What to do.
Output every record below exactly as it appears.

** START Task inputs **

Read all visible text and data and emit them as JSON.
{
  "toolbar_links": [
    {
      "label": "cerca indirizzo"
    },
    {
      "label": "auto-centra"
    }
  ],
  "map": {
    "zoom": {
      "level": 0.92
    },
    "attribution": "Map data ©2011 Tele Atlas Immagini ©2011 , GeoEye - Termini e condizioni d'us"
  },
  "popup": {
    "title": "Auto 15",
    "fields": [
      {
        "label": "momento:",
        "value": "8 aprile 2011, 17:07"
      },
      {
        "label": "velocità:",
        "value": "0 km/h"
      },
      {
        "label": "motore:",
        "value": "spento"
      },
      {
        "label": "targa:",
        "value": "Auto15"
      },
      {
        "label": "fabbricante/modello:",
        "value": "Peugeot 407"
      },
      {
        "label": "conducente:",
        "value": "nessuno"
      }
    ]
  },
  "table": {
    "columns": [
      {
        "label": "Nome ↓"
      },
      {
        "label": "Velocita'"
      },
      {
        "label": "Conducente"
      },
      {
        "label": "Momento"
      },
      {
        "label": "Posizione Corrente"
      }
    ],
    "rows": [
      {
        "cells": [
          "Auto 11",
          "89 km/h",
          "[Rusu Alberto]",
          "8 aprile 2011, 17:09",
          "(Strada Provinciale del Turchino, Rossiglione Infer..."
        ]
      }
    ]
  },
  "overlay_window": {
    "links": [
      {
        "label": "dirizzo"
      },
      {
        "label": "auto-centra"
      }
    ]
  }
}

** END Task inputs **

Answer to this task.
Read all visible text and data and emit them as JSON.
{
  "toolbar_links": [
    {
      "label": "cerca indirizzo"
    },
    {
      "label": "auto-centra"
    }
  ],
  "map": {
    "zoom": {
      "level": 0.92
    },
    "attribution": "Map data ©2011 Tele Atlas Immagini ©2011 , GeoEye - Termini e condizioni d'us"
  },
  "popup": {
    "title": "Auto 15",
    "fields": [
      {
        "label": "momento:",
        "value": "8 aprile 2011, 17:07"
      },
      {
        "label": "velocità:",
        "value": "0 km/h"
      },
      {
        "label": "motore:",
        "value": "spento"
      },
      {
        "label": "targa:",
        "value": "Auto15"
      },
      {
        "label": "fabbricante/modello:",
        "value": "Peugeot 407"
      },
      {
        "label": "conducente:",
        "value": "nessuno"
      }
    ]
  },
  "table": {
    "columns": [
      {
        "label": "Nome ↓"
      },
      {
        "label": "Velocita'"
      },
      {
        "label": "Conducente"
      },
      {
        "label": "Momento"
      },
      {
        "label": "Posizione Corrente"
      }
    ],
    "rows": [
      {
        "cells": [
          "Auto 11",
          "89 km/h",
          "[Rusu Alberto]",
          "8 aprile 2011, 17:09",
          "(Strada Provinciale del Turchino, Rossiglione Infer..."
        ]
      }
    ]
  },
  "overlay_window": {
    "links": [
      {
        "label": "dirizzo"
      },
      {
        "label": "auto-centra"
      }
    ]
  }
}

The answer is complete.